[WORK TO DO] Count how many lines contain the word "name". Respond with the number alone.

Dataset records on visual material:
↓↓↓
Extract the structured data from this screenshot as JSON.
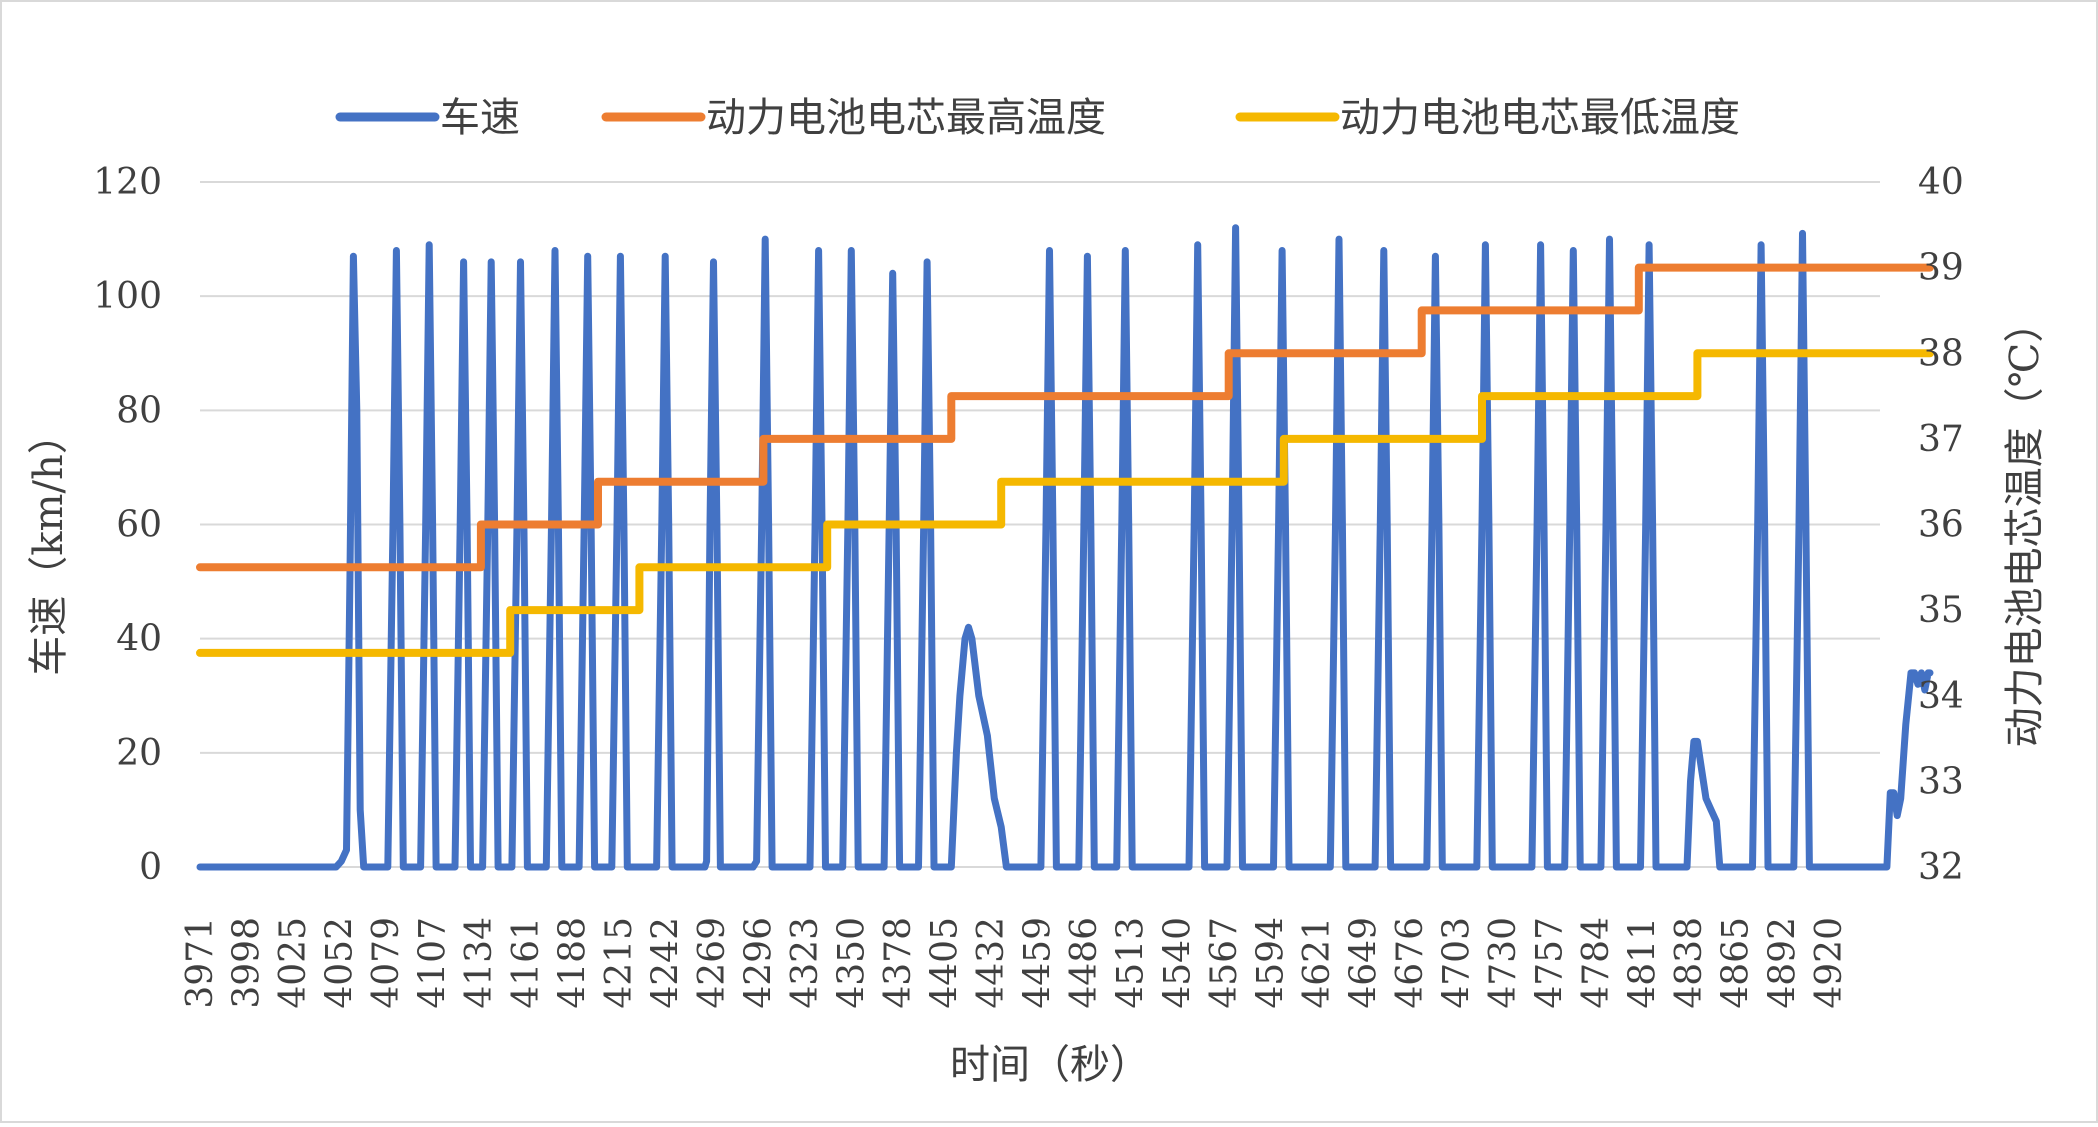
{
  "chart_data": {
    "type": "line",
    "title": "",
    "xlabel": "时间（秒）",
    "ylabel": "车速（km/h）",
    "y2label": "动力电池电芯温度（℃）",
    "x_range": [
      3971,
      4946
    ],
    "x_tick_labels": [
      "3971",
      "3998",
      "4025",
      "4052",
      "4079",
      "4107",
      "4134",
      "4161",
      "4188",
      "4215",
      "4242",
      "4269",
      "4296",
      "4323",
      "4350",
      "4378",
      "4405",
      "4432",
      "4459",
      "4486",
      "4513",
      "4540",
      "4567",
      "4594",
      "4621",
      "4649",
      "4676",
      "4703",
      "4730",
      "4757",
      "4784",
      "4811",
      "4838",
      "4865",
      "4892",
      "4920"
    ],
    "ylim": [
      0,
      120
    ],
    "y_ticks": [
      "0",
      "20",
      "40",
      "60",
      "80",
      "100",
      "120"
    ],
    "y2lim": [
      32,
      40
    ],
    "y2_ticks": [
      "32",
      "33",
      "34",
      "35",
      "36",
      "37",
      "38",
      "39",
      "40"
    ],
    "grid": true,
    "legend_position": "top",
    "series": [
      {
        "name": "车速",
        "axis": "left",
        "color": "#4472C4",
        "points": [
          [
            3971,
            0
          ],
          [
            4050,
            0
          ],
          [
            4053,
            1
          ],
          [
            4056,
            3
          ],
          [
            4058,
            50
          ],
          [
            4060,
            107
          ],
          [
            4062,
            80
          ],
          [
            4064,
            10
          ],
          [
            4066,
            0
          ],
          [
            4080,
            0
          ],
          [
            4083,
            60
          ],
          [
            4085,
            108
          ],
          [
            4087,
            60
          ],
          [
            4089,
            0
          ],
          [
            4099,
            0
          ],
          [
            4102,
            60
          ],
          [
            4104,
            109
          ],
          [
            4106,
            60
          ],
          [
            4108,
            0
          ],
          [
            4119,
            0
          ],
          [
            4122,
            60
          ],
          [
            4124,
            106
          ],
          [
            4126,
            60
          ],
          [
            4128,
            0
          ],
          [
            4135,
            0
          ],
          [
            4138,
            60
          ],
          [
            4140,
            106
          ],
          [
            4142,
            60
          ],
          [
            4144,
            0
          ],
          [
            4152,
            0
          ],
          [
            4155,
            60
          ],
          [
            4157,
            106
          ],
          [
            4159,
            60
          ],
          [
            4161,
            0
          ],
          [
            4172,
            0
          ],
          [
            4175,
            60
          ],
          [
            4177,
            108
          ],
          [
            4179,
            60
          ],
          [
            4181,
            0
          ],
          [
            4191,
            0
          ],
          [
            4194,
            60
          ],
          [
            4196,
            107
          ],
          [
            4198,
            60
          ],
          [
            4200,
            0
          ],
          [
            4210,
            0
          ],
          [
            4213,
            60
          ],
          [
            4215,
            107
          ],
          [
            4217,
            60
          ],
          [
            4219,
            0
          ],
          [
            4236,
            0
          ],
          [
            4239,
            60
          ],
          [
            4241,
            107
          ],
          [
            4243,
            60
          ],
          [
            4245,
            0
          ],
          [
            4264,
            0
          ],
          [
            4265,
            1
          ],
          [
            4267,
            60
          ],
          [
            4269,
            106
          ],
          [
            4271,
            60
          ],
          [
            4273,
            0
          ],
          [
            4292,
            0
          ],
          [
            4294,
            1
          ],
          [
            4297,
            60
          ],
          [
            4299,
            110
          ],
          [
            4301,
            60
          ],
          [
            4303,
            0
          ],
          [
            4325,
            0
          ],
          [
            4328,
            60
          ],
          [
            4330,
            108
          ],
          [
            4332,
            60
          ],
          [
            4334,
            0
          ],
          [
            4344,
            0
          ],
          [
            4347,
            60
          ],
          [
            4349,
            108
          ],
          [
            4351,
            60
          ],
          [
            4353,
            0
          ],
          [
            4368,
            0
          ],
          [
            4371,
            60
          ],
          [
            4373,
            104
          ],
          [
            4375,
            60
          ],
          [
            4377,
            0
          ],
          [
            4388,
            0
          ],
          [
            4391,
            60
          ],
          [
            4393,
            106
          ],
          [
            4395,
            60
          ],
          [
            4397,
            0
          ],
          [
            4407,
            0
          ],
          [
            4410,
            20
          ],
          [
            4412,
            30
          ],
          [
            4415,
            40
          ],
          [
            4417,
            42
          ],
          [
            4419,
            40
          ],
          [
            4423,
            30
          ],
          [
            4428,
            23
          ],
          [
            4432,
            12
          ],
          [
            4436,
            7
          ],
          [
            4439,
            0
          ],
          [
            4446,
            0
          ],
          [
            4459,
            0
          ],
          [
            4462,
            60
          ],
          [
            4464,
            108
          ],
          [
            4466,
            60
          ],
          [
            4468,
            0
          ],
          [
            4481,
            0
          ],
          [
            4484,
            60
          ],
          [
            4486,
            107
          ],
          [
            4488,
            60
          ],
          [
            4490,
            0
          ],
          [
            4503,
            0
          ],
          [
            4506,
            60
          ],
          [
            4508,
            108
          ],
          [
            4510,
            60
          ],
          [
            4512,
            0
          ],
          [
            4545,
            0
          ],
          [
            4548,
            60
          ],
          [
            4550,
            109
          ],
          [
            4552,
            60
          ],
          [
            4554,
            0
          ],
          [
            4567,
            0
          ],
          [
            4570,
            60
          ],
          [
            4572,
            112
          ],
          [
            4574,
            60
          ],
          [
            4576,
            0
          ],
          [
            4594,
            0
          ],
          [
            4597,
            60
          ],
          [
            4599,
            108
          ],
          [
            4601,
            60
          ],
          [
            4603,
            0
          ],
          [
            4627,
            0
          ],
          [
            4630,
            60
          ],
          [
            4632,
            110
          ],
          [
            4634,
            60
          ],
          [
            4636,
            0
          ],
          [
            4653,
            0
          ],
          [
            4656,
            60
          ],
          [
            4658,
            108
          ],
          [
            4660,
            60
          ],
          [
            4662,
            0
          ],
          [
            4683,
            0
          ],
          [
            4686,
            60
          ],
          [
            4688,
            107
          ],
          [
            4690,
            60
          ],
          [
            4692,
            0
          ],
          [
            4712,
            0
          ],
          [
            4715,
            60
          ],
          [
            4717,
            109
          ],
          [
            4719,
            60
          ],
          [
            4721,
            0
          ],
          [
            4726,
            0
          ],
          [
            4744,
            0
          ],
          [
            4747,
            60
          ],
          [
            4749,
            109
          ],
          [
            4751,
            60
          ],
          [
            4753,
            0
          ],
          [
            4763,
            0
          ],
          [
            4766,
            60
          ],
          [
            4768,
            108
          ],
          [
            4770,
            60
          ],
          [
            4772,
            0
          ],
          [
            4784,
            0
          ],
          [
            4787,
            60
          ],
          [
            4789,
            110
          ],
          [
            4791,
            60
          ],
          [
            4793,
            0
          ],
          [
            4807,
            0
          ],
          [
            4810,
            60
          ],
          [
            4812,
            109
          ],
          [
            4814,
            60
          ],
          [
            4816,
            0
          ],
          [
            4834,
            0
          ],
          [
            4836,
            15
          ],
          [
            4838,
            22
          ],
          [
            4840,
            22
          ],
          [
            4842,
            18
          ],
          [
            4845,
            12
          ],
          [
            4848,
            10
          ],
          [
            4851,
            8
          ],
          [
            4853,
            0
          ],
          [
            4872,
            0
          ],
          [
            4875,
            60
          ],
          [
            4877,
            109
          ],
          [
            4879,
            60
          ],
          [
            4881,
            0
          ],
          [
            4896,
            0
          ],
          [
            4899,
            60
          ],
          [
            4901,
            111
          ],
          [
            4903,
            60
          ],
          [
            4905,
            0
          ],
          [
            4950,
            0
          ],
          [
            4952,
            13
          ],
          [
            4954,
            13
          ],
          [
            4956,
            9
          ],
          [
            4958,
            12
          ],
          [
            4961,
            25
          ],
          [
            4964,
            34
          ],
          [
            4966,
            34
          ],
          [
            4968,
            32
          ],
          [
            4970,
            34
          ],
          [
            4972,
            31
          ],
          [
            4974,
            34
          ],
          [
            4975,
            34
          ]
        ]
      },
      {
        "name": "动力电池电芯最高温度",
        "axis": "right",
        "color": "#ED7D31",
        "points": [
          [
            3971,
            35.5
          ],
          [
            4134,
            35.5
          ],
          [
            4134,
            36
          ],
          [
            4202,
            36
          ],
          [
            4202,
            36.5
          ],
          [
            4298,
            36.5
          ],
          [
            4298,
            37
          ],
          [
            4407,
            37
          ],
          [
            4407,
            37.5
          ],
          [
            4568,
            37.5
          ],
          [
            4568,
            38
          ],
          [
            4680,
            38
          ],
          [
            4680,
            38.5
          ],
          [
            4806,
            38.5
          ],
          [
            4806,
            39
          ],
          [
            4975,
            39
          ]
        ]
      },
      {
        "name": "动力电池电芯最低温度",
        "axis": "right",
        "color": "#F5B800",
        "points": [
          [
            3971,
            34.5
          ],
          [
            4151,
            34.5
          ],
          [
            4151,
            35
          ],
          [
            4226,
            35
          ],
          [
            4226,
            35.5
          ],
          [
            4335,
            35.5
          ],
          [
            4335,
            36
          ],
          [
            4436,
            36
          ],
          [
            4436,
            36.5
          ],
          [
            4600,
            36.5
          ],
          [
            4600,
            37
          ],
          [
            4715,
            37
          ],
          [
            4715,
            37.5
          ],
          [
            4840,
            37.5
          ],
          [
            4840,
            38
          ],
          [
            4975,
            38
          ]
        ]
      }
    ]
  }
}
↑↑↑
[SOLUTION TO THIS EXERCISE] 3